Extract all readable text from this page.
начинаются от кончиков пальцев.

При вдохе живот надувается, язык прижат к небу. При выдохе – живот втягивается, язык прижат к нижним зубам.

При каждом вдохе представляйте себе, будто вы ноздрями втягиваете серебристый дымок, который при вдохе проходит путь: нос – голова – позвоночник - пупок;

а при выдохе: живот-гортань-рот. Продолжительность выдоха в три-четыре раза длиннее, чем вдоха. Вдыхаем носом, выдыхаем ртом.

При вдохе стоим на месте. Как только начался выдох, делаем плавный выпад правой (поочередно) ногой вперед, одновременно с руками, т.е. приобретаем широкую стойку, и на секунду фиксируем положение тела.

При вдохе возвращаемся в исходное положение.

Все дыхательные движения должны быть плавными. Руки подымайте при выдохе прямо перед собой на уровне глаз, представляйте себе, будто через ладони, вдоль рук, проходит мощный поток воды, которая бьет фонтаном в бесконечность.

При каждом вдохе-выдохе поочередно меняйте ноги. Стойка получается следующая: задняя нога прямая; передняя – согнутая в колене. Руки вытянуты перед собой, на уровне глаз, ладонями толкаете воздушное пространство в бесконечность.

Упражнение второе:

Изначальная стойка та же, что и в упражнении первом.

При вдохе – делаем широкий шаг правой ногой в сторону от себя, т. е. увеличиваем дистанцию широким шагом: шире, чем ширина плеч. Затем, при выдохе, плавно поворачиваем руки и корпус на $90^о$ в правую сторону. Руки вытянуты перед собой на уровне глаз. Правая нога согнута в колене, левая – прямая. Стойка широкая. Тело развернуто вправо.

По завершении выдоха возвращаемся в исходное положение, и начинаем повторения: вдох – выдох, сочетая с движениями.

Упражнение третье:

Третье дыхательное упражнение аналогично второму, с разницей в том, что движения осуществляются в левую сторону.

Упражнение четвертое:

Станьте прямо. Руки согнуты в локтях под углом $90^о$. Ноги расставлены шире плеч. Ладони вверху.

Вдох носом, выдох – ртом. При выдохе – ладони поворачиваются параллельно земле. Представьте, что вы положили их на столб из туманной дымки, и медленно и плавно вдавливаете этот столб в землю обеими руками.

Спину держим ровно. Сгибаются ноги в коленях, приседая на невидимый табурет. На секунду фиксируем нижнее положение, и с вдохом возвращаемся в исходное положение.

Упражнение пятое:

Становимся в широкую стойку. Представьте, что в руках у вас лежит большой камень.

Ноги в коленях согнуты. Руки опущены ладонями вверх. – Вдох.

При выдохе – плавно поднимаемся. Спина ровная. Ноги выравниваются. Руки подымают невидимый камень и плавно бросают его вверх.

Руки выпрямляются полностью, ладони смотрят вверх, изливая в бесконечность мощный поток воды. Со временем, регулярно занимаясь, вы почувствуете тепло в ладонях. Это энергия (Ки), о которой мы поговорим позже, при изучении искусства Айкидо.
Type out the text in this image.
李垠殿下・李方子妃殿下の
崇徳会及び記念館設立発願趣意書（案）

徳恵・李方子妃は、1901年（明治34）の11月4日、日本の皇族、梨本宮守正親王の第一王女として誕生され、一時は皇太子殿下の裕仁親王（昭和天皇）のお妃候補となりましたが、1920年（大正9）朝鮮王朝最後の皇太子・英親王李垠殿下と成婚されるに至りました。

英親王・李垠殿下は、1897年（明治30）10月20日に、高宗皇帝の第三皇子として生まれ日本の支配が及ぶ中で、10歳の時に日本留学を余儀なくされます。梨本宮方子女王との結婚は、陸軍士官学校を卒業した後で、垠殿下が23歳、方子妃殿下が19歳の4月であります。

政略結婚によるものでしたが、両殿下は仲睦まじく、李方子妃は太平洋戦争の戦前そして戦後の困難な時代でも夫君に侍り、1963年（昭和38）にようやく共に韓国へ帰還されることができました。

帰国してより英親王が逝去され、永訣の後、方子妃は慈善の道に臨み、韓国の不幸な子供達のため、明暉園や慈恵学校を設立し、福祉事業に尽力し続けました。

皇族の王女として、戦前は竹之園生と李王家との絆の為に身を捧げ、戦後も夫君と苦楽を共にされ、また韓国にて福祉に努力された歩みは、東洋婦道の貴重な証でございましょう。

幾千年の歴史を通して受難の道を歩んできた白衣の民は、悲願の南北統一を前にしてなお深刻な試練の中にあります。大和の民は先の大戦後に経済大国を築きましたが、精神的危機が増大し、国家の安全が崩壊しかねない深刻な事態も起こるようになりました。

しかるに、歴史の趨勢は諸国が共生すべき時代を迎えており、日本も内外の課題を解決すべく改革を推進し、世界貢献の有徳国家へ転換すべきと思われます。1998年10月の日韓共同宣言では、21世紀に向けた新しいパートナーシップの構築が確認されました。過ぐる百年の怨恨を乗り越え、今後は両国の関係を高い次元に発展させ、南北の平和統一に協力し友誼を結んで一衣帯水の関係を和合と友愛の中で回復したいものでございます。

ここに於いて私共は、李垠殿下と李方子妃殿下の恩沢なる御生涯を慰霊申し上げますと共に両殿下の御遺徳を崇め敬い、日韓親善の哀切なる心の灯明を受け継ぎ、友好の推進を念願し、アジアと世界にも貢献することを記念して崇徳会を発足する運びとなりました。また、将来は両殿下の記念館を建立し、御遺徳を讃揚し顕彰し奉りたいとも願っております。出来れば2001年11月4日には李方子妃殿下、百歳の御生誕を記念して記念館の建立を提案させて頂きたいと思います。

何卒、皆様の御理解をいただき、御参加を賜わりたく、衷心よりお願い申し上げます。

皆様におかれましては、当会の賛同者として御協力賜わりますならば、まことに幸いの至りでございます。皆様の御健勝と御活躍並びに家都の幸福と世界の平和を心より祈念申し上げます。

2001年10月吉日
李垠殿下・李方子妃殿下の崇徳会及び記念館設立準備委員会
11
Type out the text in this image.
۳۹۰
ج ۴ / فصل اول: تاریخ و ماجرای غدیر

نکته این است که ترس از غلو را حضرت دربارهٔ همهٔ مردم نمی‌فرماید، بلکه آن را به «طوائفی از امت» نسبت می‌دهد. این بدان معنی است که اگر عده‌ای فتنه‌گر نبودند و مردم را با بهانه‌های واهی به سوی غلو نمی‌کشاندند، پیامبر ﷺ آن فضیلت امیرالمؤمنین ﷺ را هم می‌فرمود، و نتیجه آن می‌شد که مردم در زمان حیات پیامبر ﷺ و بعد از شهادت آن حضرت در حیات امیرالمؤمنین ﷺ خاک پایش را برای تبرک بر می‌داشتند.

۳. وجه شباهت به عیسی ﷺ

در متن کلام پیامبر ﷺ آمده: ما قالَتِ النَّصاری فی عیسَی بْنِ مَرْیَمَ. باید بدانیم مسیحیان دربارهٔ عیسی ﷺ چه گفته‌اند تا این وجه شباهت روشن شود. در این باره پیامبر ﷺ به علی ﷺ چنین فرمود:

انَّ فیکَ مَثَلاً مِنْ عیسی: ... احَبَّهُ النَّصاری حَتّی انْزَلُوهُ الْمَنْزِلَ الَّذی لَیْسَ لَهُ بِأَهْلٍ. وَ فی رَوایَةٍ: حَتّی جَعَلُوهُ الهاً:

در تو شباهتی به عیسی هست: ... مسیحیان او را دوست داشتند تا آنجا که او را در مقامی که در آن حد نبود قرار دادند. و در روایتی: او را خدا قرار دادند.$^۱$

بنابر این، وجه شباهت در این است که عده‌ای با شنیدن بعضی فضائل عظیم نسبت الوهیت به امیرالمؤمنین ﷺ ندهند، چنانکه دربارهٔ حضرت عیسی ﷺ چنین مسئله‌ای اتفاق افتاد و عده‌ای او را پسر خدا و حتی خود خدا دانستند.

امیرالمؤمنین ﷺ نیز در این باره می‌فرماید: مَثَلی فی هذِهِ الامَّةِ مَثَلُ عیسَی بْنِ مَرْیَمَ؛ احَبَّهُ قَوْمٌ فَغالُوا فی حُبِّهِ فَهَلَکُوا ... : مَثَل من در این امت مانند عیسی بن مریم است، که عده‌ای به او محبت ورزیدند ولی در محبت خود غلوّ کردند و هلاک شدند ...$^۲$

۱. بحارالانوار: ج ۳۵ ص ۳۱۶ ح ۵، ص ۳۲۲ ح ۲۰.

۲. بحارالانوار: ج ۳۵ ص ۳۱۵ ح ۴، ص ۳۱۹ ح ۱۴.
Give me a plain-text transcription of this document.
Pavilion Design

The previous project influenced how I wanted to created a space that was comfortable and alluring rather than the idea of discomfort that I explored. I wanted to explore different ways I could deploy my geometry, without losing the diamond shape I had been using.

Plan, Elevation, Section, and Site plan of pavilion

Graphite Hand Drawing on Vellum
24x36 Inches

*What you should do*.
From the line holding "Give me a plain-text" to the last line of the records, quote each line exactly and add nothing.

*Answer for this exercise*.
Give me a plain-text transcription of this document.
Pavilion Design

The previous project influenced how I wanted to created a space that was comfortable and alluring rather than the idea of discomfort that I explored. I wanted to explore different ways I could deploy my geometry, without losing the diamond shape I had been using.

Plan, Elevation, Section, and Site plan of pavilion

Graphite Hand Drawing on Vellum
24x36 Inches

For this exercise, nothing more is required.